■ Extract:
** Begin **

Friday, June 20, 2014

One Year, 100 Albums: #3 Elliott Smith "Either/Or"



Elliott Smith Either/Or, 1997

One night, I was listening to my friend Andrew Bain's radio show. He played a song that really caught my ear. It was so quiet and, for some reason, that drew me even further into its siren song. When the song was over, Andrew's cohost gave him grief about playing a song with a number of curse words in it (I found out recently that after a certain hour, FCC rules about profanity stop applying, but none of us knew that then), but I wasn't listening very hard any more. I was too busy thinking about how great the song "Say Yes" was and how I would get my hands on the album.

This was Freshman year of college. I can't remember if it was Fall or Spring semester. I think it might have been Spring Semester because I was single when I came home for Spring Break. The reason that's important is that I bought Either/Or (because an album with 11 tracks of silence plus "Say Yes" would be worth it) and the book Replay, went home, and read the book cover to cover while the album played on repeat. When I was finished with the book, I started it over, reading and listening deep into the night. It's an experience that made both the album and the book more special to me, and also inextricably linked them in my mind. So, one of the things that you have to do to see Either/Or from my perspective is read that book a couple of times. It's a great book, even if it's not a Great Book, you know?

The other memory I have of the album, which makes me think that maybe that experience happened on Fall or Winter break (I was single off and on all year), is the memory of being really sad (which generally means exhausted, but they feel the same in the moment) and of going out VERY late at night with my Discman with this album loaded into it and my journal (which means I could look up what date that was and align the dates for certain...if I was writing this at my house) and just sort of meditating on life and love and all sorts of Freshman year of college stuff.

** End **

■ Given information:
** Begin **

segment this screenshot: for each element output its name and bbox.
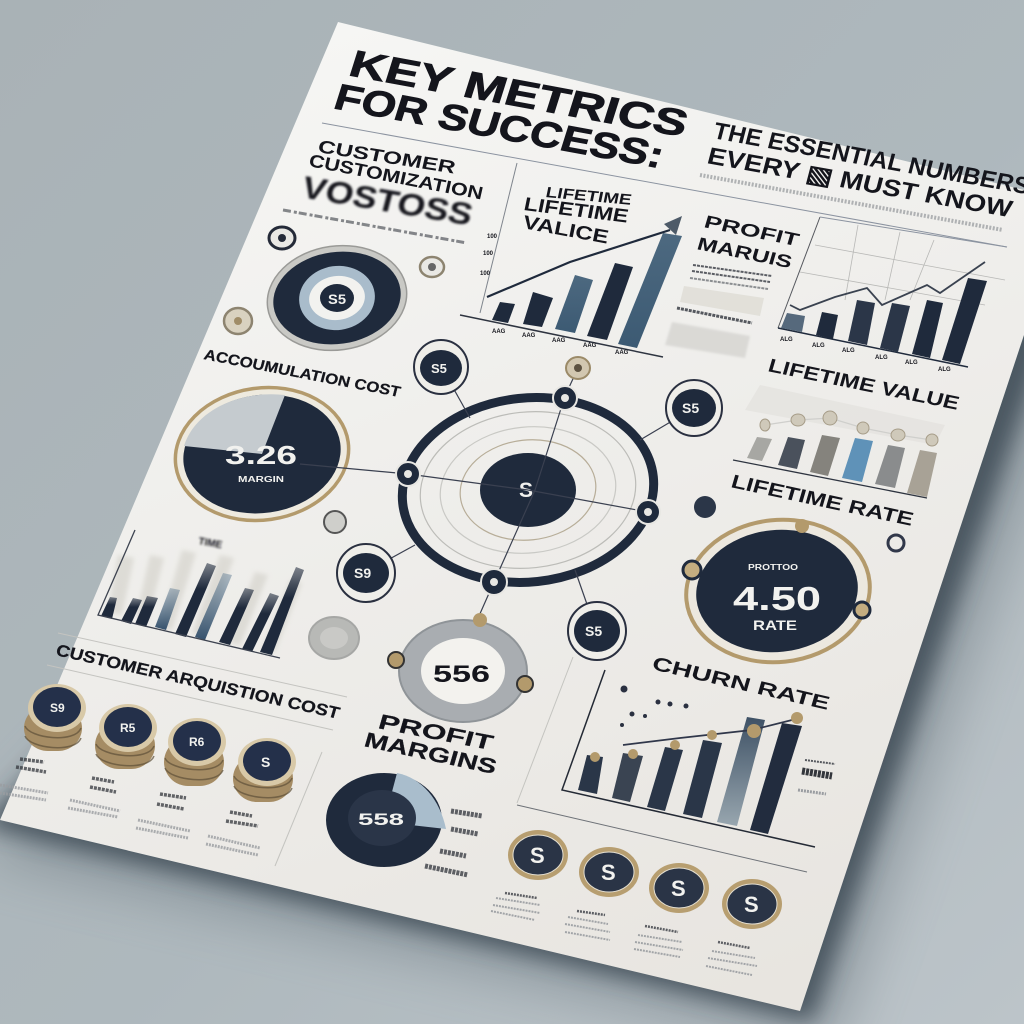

** End **

Answer these questions about the post on Either/Or:
1. On whose radio show did the writer first hear "Say Yes"?
2. Which book did the writer buy together with the album?
3. Besides a Discman loaded with the album, what did the writer take along when going out very late at night?

■ Final answer:
1. Andrew Bain's.
2. Replay.
3. A journal.